Exercise aim:
Only the number is wanted: count the lines in the data with "text" in them.
◇ ◇ ◇ ◇
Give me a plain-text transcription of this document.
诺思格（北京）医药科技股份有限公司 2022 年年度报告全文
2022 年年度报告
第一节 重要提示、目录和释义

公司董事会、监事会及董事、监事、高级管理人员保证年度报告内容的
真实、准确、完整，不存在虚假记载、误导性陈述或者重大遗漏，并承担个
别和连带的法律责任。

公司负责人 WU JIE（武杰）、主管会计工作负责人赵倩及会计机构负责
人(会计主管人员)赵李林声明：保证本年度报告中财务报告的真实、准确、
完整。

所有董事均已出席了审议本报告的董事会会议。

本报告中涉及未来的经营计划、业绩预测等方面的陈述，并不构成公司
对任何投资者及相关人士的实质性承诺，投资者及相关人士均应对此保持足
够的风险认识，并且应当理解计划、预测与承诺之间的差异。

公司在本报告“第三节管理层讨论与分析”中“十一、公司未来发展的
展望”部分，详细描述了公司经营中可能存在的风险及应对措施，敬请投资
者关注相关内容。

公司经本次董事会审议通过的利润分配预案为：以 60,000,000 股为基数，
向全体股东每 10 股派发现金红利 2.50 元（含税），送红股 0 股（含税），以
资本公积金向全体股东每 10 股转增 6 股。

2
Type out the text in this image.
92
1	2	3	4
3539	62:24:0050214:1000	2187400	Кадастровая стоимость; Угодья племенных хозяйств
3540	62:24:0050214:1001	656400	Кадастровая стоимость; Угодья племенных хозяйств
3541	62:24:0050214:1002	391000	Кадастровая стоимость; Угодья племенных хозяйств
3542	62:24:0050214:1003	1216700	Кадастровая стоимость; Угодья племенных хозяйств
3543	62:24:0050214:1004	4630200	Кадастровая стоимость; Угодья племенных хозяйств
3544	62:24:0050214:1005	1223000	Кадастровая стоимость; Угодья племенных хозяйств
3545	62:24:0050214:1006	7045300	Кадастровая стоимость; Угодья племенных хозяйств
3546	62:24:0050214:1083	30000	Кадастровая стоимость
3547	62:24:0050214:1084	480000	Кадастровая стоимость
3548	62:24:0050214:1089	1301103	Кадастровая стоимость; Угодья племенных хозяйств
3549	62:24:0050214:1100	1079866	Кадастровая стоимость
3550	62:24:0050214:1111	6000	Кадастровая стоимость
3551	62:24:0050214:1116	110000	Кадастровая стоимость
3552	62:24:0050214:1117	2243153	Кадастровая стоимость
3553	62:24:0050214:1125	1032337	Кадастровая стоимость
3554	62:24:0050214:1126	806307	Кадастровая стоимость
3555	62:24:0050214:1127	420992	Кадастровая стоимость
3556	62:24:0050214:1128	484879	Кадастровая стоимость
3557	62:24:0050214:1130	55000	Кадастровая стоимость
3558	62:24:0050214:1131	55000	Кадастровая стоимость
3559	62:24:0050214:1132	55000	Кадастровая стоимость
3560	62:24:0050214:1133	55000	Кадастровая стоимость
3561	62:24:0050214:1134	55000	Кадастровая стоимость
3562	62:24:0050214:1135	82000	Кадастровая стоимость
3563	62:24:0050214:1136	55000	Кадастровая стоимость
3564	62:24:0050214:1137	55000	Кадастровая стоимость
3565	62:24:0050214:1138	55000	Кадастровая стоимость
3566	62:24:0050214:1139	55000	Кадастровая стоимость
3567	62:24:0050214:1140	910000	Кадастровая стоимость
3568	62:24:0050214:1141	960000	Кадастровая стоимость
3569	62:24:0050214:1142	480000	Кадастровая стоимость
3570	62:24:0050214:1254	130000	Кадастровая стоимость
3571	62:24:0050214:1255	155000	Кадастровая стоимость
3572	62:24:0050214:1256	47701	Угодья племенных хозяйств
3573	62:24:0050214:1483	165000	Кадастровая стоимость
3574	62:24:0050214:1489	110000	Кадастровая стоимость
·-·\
◇ ◇ ◇ ◇
Result for this task:
2